*Supplied material:*

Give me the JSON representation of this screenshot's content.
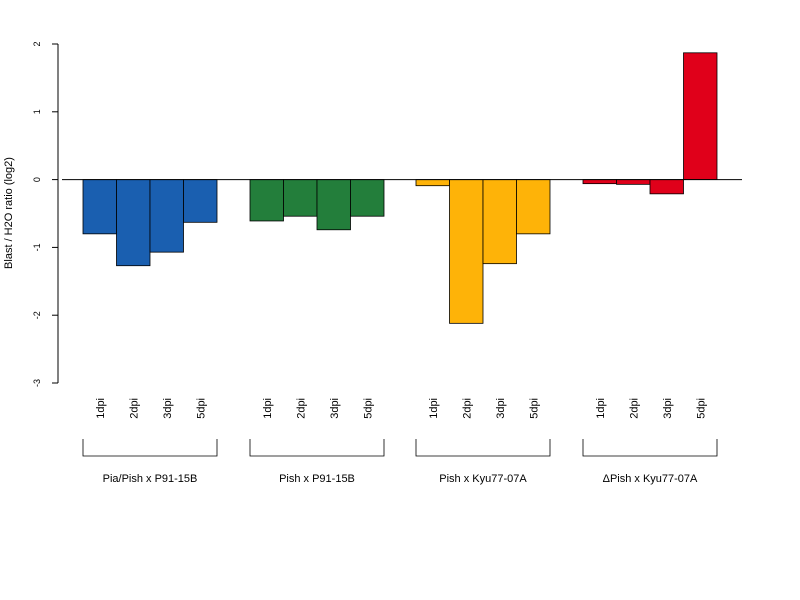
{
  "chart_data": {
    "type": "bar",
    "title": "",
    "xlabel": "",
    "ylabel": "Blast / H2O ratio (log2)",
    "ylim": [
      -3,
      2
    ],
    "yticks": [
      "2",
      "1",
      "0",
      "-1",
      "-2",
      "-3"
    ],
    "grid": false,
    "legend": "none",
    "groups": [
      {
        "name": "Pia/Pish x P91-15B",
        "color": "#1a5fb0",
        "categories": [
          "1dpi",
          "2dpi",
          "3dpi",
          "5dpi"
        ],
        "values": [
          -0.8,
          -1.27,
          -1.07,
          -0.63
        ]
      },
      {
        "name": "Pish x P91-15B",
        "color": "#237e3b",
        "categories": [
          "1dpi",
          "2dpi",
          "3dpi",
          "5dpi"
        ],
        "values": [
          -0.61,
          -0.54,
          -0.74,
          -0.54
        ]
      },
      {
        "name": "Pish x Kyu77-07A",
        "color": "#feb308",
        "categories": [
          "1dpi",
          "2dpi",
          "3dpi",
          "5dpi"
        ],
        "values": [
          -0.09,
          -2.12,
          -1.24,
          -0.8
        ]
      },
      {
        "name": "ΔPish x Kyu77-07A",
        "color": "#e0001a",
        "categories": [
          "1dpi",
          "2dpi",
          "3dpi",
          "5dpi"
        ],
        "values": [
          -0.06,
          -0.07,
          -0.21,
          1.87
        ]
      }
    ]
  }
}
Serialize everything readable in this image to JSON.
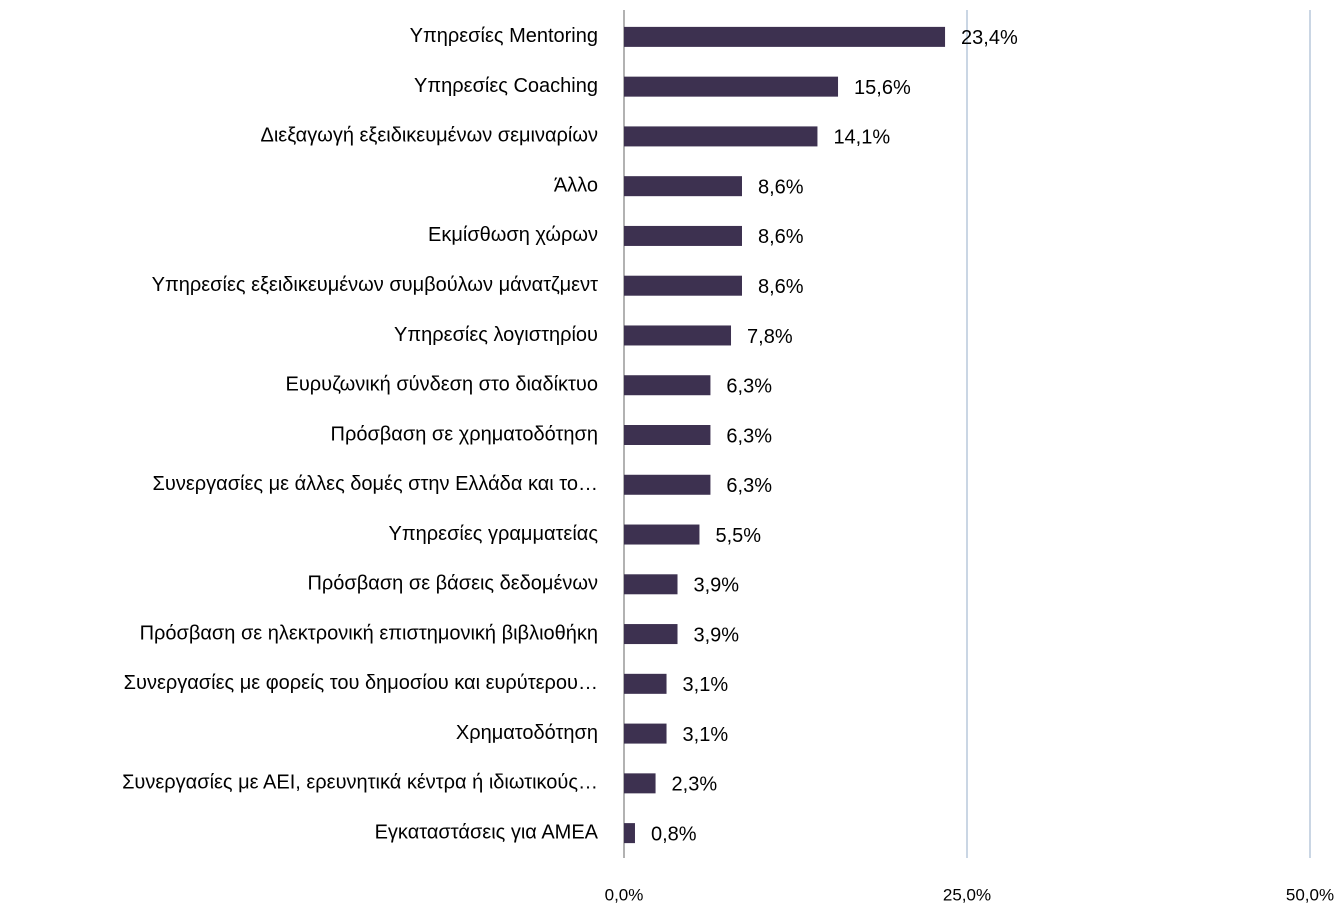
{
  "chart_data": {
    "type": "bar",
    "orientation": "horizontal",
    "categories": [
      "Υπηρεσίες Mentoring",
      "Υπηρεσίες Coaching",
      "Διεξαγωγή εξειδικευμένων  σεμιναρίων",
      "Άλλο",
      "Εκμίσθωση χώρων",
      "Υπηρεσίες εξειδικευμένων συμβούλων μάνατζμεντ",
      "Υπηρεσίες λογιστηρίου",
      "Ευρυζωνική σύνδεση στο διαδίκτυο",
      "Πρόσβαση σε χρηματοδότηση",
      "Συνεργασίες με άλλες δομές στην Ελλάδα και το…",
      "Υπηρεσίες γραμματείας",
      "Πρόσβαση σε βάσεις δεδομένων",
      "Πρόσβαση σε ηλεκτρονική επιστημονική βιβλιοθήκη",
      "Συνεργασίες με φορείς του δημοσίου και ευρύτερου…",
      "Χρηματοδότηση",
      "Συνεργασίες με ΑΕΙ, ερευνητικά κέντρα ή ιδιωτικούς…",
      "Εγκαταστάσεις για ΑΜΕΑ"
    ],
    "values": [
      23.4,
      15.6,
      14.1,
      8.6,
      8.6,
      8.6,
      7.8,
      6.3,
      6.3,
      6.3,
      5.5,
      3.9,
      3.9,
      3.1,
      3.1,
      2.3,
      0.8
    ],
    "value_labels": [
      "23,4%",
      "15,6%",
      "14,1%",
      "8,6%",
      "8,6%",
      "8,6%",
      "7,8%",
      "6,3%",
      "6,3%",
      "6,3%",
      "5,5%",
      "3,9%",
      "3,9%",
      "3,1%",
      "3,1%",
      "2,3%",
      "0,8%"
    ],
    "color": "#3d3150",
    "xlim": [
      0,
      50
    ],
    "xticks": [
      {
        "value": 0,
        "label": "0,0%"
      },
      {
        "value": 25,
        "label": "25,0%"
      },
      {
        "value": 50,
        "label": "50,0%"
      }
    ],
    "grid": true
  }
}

*Your instructions:*
Quote the data above in full and without alteration; skip the pictures.

*Answer to the problem:*
Give me the JSON representation of this screenshot's content.
{
  "chart_data": {
    "type": "bar",
    "title": "",
    "xlabel": "",
    "ylabel": "Blast / H2O ratio (log2)",
    "ylim": [
      -3,
      2
    ],
    "yticks": [
      "2",
      "1",
      "0",
      "-1",
      "-2",
      "-3"
    ],
    "grid": false,
    "legend": "none",
    "groups": [
      {
        "name": "Pia/Pish x P91-15B",
        "color": "#1a5fb0",
        "categories": [
          "1dpi",
          "2dpi",
          "3dpi",
          "5dpi"
        ],
        "values": [
          -0.8,
          -1.27,
          -1.07,
          -0.63
        ]
      },
      {
        "name": "Pish x P91-15B",
        "color": "#237e3b",
        "categories": [
          "1dpi",
          "2dpi",
          "3dpi",
          "5dpi"
        ],
        "values": [
          -0.61,
          -0.54,
          -0.74,
          -0.54
        ]
      },
      {
        "name": "Pish x Kyu77-07A",
        "color": "#feb308",
        "categories": [
          "1dpi",
          "2dpi",
          "3dpi",
          "5dpi"
        ],
        "values": [
          -0.09,
          -2.12,
          -1.24,
          -0.8
        ]
      },
      {
        "name": "ΔPish x Kyu77-07A",
        "color": "#e0001a",
        "categories": [
          "1dpi",
          "2dpi",
          "3dpi",
          "5dpi"
        ],
        "values": [
          -0.06,
          -0.07,
          -0.21,
          1.87
        ]
      }
    ]
  }
}
Serialize everything readable in this image to JSON.
{
  "chart_data": {
    "type": "bar",
    "orientation": "horizontal",
    "categories": [
      "Υπηρεσίες Mentoring",
      "Υπηρεσίες Coaching",
      "Διεξαγωγή εξειδικευμένων  σεμιναρίων",
      "Άλλο",
      "Εκμίσθωση χώρων",
      "Υπηρεσίες εξειδικευμένων συμβούλων μάνατζμεντ",
      "Υπηρεσίες λογιστηρίου",
      "Ευρυζωνική σύνδεση στο διαδίκτυο",
      "Πρόσβαση σε χρηματοδότηση",
      "Συνεργασίες με άλλες δομές στην Ελλάδα και το…",
      "Υπηρεσίες γραμματείας",
      "Πρόσβαση σε βάσεις δεδομένων",
      "Πρόσβαση σε ηλεκτρονική επιστημονική βιβλιοθήκη",
      "Συνεργασίες με φορείς του δημοσίου και ευρύτερου…",
      "Χρηματοδότηση",
      "Συνεργασίες με ΑΕΙ, ερευνητικά κέντρα ή ιδιωτικούς…",
      "Εγκαταστάσεις για ΑΜΕΑ"
    ],
    "values": [
      23.4,
      15.6,
      14.1,
      8.6,
      8.6,
      8.6,
      7.8,
      6.3,
      6.3,
      6.3,
      5.5,
      3.9,
      3.9,
      3.1,
      3.1,
      2.3,
      0.8
    ],
    "value_labels": [
      "23,4%",
      "15,6%",
      "14,1%",
      "8,6%",
      "8,6%",
      "8,6%",
      "7,8%",
      "6,3%",
      "6,3%",
      "6,3%",
      "5,5%",
      "3,9%",
      "3,9%",
      "3,1%",
      "3,1%",
      "2,3%",
      "0,8%"
    ],
    "color": "#3d3150",
    "xlim": [
      0,
      50
    ],
    "xticks": [
      {
        "value": 0,
        "label": "0,0%"
      },
      {
        "value": 25,
        "label": "25,0%"
      },
      {
        "value": 50,
        "label": "50,0%"
      }
    ],
    "grid": true
  }
}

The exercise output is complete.